■ **ENTRIES SHOWN**:
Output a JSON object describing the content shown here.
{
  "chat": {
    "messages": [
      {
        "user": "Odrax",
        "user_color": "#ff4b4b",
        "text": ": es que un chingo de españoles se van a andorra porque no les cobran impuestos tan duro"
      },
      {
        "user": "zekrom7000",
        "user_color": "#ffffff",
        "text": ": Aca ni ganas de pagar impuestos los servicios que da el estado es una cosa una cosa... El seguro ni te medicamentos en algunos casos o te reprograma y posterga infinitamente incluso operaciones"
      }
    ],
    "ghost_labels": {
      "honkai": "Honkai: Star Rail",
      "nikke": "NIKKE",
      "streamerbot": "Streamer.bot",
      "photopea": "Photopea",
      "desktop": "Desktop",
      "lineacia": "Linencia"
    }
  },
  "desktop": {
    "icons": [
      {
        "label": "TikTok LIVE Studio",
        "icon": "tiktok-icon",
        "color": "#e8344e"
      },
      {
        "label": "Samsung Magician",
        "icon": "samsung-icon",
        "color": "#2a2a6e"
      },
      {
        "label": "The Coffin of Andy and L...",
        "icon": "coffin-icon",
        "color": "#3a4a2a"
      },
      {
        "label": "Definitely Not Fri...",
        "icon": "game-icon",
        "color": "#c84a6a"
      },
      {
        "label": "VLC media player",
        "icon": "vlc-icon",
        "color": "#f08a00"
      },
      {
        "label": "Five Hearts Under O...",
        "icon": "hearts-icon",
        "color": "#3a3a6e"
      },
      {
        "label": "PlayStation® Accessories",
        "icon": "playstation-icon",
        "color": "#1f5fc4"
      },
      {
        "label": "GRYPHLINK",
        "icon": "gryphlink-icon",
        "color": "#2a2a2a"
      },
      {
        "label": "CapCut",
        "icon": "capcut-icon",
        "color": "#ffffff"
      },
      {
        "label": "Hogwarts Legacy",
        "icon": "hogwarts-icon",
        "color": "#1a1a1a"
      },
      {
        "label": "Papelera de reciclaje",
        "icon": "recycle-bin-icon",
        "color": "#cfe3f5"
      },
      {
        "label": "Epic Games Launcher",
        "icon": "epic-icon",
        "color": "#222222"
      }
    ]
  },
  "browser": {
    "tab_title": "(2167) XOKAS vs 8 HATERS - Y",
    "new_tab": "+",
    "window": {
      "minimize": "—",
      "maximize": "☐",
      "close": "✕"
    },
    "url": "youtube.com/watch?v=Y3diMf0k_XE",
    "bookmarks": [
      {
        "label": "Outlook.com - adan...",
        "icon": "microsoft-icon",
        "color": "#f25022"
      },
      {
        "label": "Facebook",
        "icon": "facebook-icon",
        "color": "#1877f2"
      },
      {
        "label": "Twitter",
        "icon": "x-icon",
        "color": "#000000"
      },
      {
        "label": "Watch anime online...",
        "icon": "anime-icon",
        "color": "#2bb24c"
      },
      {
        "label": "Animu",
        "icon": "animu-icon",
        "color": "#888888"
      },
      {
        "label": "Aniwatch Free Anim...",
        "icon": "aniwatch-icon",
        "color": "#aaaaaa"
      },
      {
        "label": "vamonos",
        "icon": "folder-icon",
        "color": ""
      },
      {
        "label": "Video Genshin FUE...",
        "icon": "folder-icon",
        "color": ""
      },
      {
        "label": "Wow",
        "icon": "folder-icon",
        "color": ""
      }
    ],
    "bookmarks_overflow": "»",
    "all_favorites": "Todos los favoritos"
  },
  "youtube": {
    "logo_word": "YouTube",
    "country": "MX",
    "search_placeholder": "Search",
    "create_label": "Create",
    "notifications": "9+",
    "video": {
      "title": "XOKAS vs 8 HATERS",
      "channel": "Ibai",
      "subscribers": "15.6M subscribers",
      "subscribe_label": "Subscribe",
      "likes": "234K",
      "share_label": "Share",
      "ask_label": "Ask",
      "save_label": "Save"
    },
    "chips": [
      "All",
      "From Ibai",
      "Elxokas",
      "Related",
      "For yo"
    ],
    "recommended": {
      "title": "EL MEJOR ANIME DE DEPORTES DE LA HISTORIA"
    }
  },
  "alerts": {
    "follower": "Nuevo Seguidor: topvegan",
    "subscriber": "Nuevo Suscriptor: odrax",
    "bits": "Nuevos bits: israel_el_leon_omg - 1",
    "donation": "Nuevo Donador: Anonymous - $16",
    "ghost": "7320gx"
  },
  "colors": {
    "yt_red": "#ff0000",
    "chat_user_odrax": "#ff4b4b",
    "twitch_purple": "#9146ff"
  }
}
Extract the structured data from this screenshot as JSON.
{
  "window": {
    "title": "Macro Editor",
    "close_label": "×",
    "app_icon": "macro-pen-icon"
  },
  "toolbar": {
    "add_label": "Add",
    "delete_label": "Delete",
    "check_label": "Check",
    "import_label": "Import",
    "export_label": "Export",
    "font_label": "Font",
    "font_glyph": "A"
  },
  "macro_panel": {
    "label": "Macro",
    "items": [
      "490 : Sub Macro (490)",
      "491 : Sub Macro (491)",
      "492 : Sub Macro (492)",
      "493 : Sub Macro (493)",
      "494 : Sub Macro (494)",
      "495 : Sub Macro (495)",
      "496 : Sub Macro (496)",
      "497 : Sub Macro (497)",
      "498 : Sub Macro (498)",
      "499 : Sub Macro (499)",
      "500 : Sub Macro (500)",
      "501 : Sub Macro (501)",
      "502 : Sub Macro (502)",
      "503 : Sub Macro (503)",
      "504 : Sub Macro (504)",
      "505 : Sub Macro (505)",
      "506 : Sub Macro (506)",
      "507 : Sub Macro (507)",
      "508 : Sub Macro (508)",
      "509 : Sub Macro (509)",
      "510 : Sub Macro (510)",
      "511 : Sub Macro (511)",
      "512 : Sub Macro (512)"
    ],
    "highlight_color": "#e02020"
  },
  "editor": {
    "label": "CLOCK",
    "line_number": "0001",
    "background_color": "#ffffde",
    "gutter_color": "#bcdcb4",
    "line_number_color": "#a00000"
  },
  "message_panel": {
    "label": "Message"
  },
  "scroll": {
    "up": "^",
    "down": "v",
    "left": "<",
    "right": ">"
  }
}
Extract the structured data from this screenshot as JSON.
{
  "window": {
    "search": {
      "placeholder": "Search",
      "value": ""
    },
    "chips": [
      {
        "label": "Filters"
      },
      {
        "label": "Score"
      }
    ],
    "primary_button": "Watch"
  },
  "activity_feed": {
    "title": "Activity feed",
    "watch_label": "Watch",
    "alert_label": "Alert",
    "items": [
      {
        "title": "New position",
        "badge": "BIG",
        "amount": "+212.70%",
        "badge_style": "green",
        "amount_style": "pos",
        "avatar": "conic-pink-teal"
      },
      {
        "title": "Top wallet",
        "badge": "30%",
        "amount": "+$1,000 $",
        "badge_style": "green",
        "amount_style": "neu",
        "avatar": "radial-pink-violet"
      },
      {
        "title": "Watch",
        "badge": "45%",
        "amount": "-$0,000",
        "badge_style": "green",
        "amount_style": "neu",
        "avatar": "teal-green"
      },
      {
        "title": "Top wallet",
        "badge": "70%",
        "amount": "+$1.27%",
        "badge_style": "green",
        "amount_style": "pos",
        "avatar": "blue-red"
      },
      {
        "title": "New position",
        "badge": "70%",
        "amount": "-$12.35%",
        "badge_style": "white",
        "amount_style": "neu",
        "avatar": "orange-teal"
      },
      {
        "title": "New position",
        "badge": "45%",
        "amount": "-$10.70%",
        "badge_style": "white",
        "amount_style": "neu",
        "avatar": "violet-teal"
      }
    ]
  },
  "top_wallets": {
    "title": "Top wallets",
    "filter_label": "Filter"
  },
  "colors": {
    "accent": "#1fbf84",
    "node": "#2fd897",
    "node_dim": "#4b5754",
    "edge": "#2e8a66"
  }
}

■ **EXERCISE GOAL**: Recopy the entries above exactly, with every line included.

■ **SOLUTION FOR THIS EXERCISE**:
Output a JSON object describing the content shown here.
{
  "chat": {
    "messages": [
      {
        "user": "Odrax",
        "user_color": "#ff4b4b",
        "text": ": es que un chingo de españoles se van a andorra porque no les cobran impuestos tan duro"
      },
      {
        "user": "zekrom7000",
        "user_color": "#ffffff",
        "text": ": Aca ni ganas de pagar impuestos los servicios que da el estado es una cosa una cosa... El seguro ni te medicamentos en algunos casos o te reprograma y posterga infinitamente incluso operaciones"
      }
    ],
    "ghost_labels": {
      "honkai": "Honkai: Star Rail",
      "nikke": "NIKKE",
      "streamerbot": "Streamer.bot",
      "photopea": "Photopea",
      "desktop": "Desktop",
      "lineacia": "Linencia"
    }
  },
  "desktop": {
    "icons": [
      {
        "label": "TikTok LIVE Studio",
        "icon": "tiktok-icon",
        "color": "#e8344e"
      },
      {
        "label": "Samsung Magician",
        "icon": "samsung-icon",
        "color": "#2a2a6e"
      },
      {
        "label": "The Coffin of Andy and L...",
        "icon": "coffin-icon",
        "color": "#3a4a2a"
      },
      {
        "label": "Definitely Not Fri...",
        "icon": "game-icon",
        "color": "#c84a6a"
      },
      {
        "label": "VLC media player",
        "icon": "vlc-icon",
        "color": "#f08a00"
      },
      {
        "label": "Five Hearts Under O...",
        "icon": "hearts-icon",
        "color": "#3a3a6e"
      },
      {
        "label": "PlayStation® Accessories",
        "icon": "playstation-icon",
        "color": "#1f5fc4"
      },
      {
        "label": "GRYPHLINK",
        "icon": "gryphlink-icon",
        "color": "#2a2a2a"
      },
      {
        "label": "CapCut",
        "icon": "capcut-icon",
        "color": "#ffffff"
      },
      {
        "label": "Hogwarts Legacy",
        "icon": "hogwarts-icon",
        "color": "#1a1a1a"
      },
      {
        "label": "Papelera de reciclaje",
        "icon": "recycle-bin-icon",
        "color": "#cfe3f5"
      },
      {
        "label": "Epic Games Launcher",
        "icon": "epic-icon",
        "color": "#222222"
      }
    ]
  },
  "browser": {
    "tab_title": "(2167) XOKAS vs 8 HATERS - Y",
    "new_tab": "+",
    "window": {
      "minimize": "—",
      "maximize": "☐",
      "close": "✕"
    },
    "url": "youtube.com/watch?v=Y3diMf0k_XE",
    "bookmarks": [
      {
        "label": "Outlook.com - adan...",
        "icon": "microsoft-icon",
        "color": "#f25022"
      },
      {
        "label": "Facebook",
        "icon": "facebook-icon",
        "color": "#1877f2"
      },
      {
        "label": "Twitter",
        "icon": "x-icon",
        "color": "#000000"
      },
      {
        "label": "Watch anime online...",
        "icon": "anime-icon",
        "color": "#2bb24c"
      },
      {
        "label": "Animu",
        "icon": "animu-icon",
        "color": "#888888"
      },
      {
        "label": "Aniwatch Free Anim...",
        "icon": "aniwatch-icon",
        "color": "#aaaaaa"
      },
      {
        "label": "vamonos",
        "icon": "folder-icon",
        "color": ""
      },
      {
        "label": "Video Genshin FUE...",
        "icon": "folder-icon",
        "color": ""
      },
      {
        "label": "Wow",
        "icon": "folder-icon",
        "color": ""
      }
    ],
    "bookmarks_overflow": "»",
    "all_favorites": "Todos los favoritos"
  },
  "youtube": {
    "logo_word": "YouTube",
    "country": "MX",
    "search_placeholder": "Search",
    "create_label": "Create",
    "notifications": "9+",
    "video": {
      "title": "XOKAS vs 8 HATERS",
      "channel": "Ibai",
      "subscribers": "15.6M subscribers",
      "subscribe_label": "Subscribe",
      "likes": "234K",
      "share_label": "Share",
      "ask_label": "Ask",
      "save_label": "Save"
    },
    "chips": [
      "All",
      "From Ibai",
      "Elxokas",
      "Related",
      "For yo"
    ],
    "recommended": {
      "title": "EL MEJOR ANIME DE DEPORTES DE LA HISTORIA"
    }
  },
  "alerts": {
    "follower": "Nuevo Seguidor: topvegan",
    "subscriber": "Nuevo Suscriptor: odrax",
    "bits": "Nuevos bits: israel_el_leon_omg - 1",
    "donation": "Nuevo Donador: Anonymous - $16",
    "ghost": "7320gx"
  },
  "colors": {
    "yt_red": "#ff0000",
    "chat_user_odrax": "#ff4b4b",
    "twitch_purple": "#9146ff"
  }
}
Extract the structured data from this screenshot as JSON.
{
  "window": {
    "title": "Macro Editor",
    "close_label": "×",
    "app_icon": "macro-pen-icon"
  },
  "toolbar": {
    "add_label": "Add",
    "delete_label": "Delete",
    "check_label": "Check",
    "import_label": "Import",
    "export_label": "Export",
    "font_label": "Font",
    "font_glyph": "A"
  },
  "macro_panel": {
    "label": "Macro",
    "items": [
      "490 : Sub Macro (490)",
      "491 : Sub Macro (491)",
      "492 : Sub Macro (492)",
      "493 : Sub Macro (493)",
      "494 : Sub Macro (494)",
      "495 : Sub Macro (495)",
      "496 : Sub Macro (496)",
      "497 : Sub Macro (497)",
      "498 : Sub Macro (498)",
      "499 : Sub Macro (499)",
      "500 : Sub Macro (500)",
      "501 : Sub Macro (501)",
      "502 : Sub Macro (502)",
      "503 : Sub Macro (503)",
      "504 : Sub Macro (504)",
      "505 : Sub Macro (505)",
      "506 : Sub Macro (506)",
      "507 : Sub Macro (507)",
      "508 : Sub Macro (508)",
      "509 : Sub Macro (509)",
      "510 : Sub Macro (510)",
      "511 : Sub Macro (511)",
      "512 : Sub Macro (512)"
    ],
    "highlight_color": "#e02020"
  },
  "editor": {
    "label": "CLOCK",
    "line_number": "0001",
    "background_color": "#ffffde",
    "gutter_color": "#bcdcb4",
    "line_number_color": "#a00000"
  },
  "message_panel": {
    "label": "Message"
  },
  "scroll": {
    "up": "^",
    "down": "v",
    "left": "<",
    "right": ">"
  }
}
Extract the structured data from this screenshot as JSON.
{
  "window": {
    "search": {
      "placeholder": "Search",
      "value": ""
    },
    "chips": [
      {
        "label": "Filters"
      },
      {
        "label": "Score"
      }
    ],
    "primary_button": "Watch"
  },
  "activity_feed": {
    "title": "Activity feed",
    "watch_label": "Watch",
    "alert_label": "Alert",
    "items": [
      {
        "title": "New position",
        "badge": "BIG",
        "amount": "+212.70%",
        "badge_style": "green",
        "amount_style": "pos",
        "avatar": "conic-pink-teal"
      },
      {
        "title": "Top wallet",
        "badge": "30%",
        "amount": "+$1,000 $",
        "badge_style": "green",
        "amount_style": "neu",
        "avatar": "radial-pink-violet"
      },
      {
        "title": "Watch",
        "badge": "45%",
        "amount": "-$0,000",
        "badge_style": "green",
        "amount_style": "neu",
        "avatar": "teal-green"
      },
      {
        "title": "Top wallet",
        "badge": "70%",
        "amount": "+$1.27%",
        "badge_style": "green",
        "amount_style": "pos",
        "avatar": "blue-red"
      },
      {
        "title": "New position",
        "badge": "70%",
        "amount": "-$12.35%",
        "badge_style": "white",
        "amount_style": "neu",
        "avatar": "orange-teal"
      },
      {
        "title": "New position",
        "badge": "45%",
        "amount": "-$10.70%",
        "badge_style": "white",
        "amount_style": "neu",
        "avatar": "violet-teal"
      }
    ]
  },
  "top_wallets": {
    "title": "Top wallets",
    "filter_label": "Filter"
  },
  "colors": {
    "accent": "#1fbf84",
    "node": "#2fd897",
    "node_dim": "#4b5754",
    "edge": "#2e8a66"
  }
}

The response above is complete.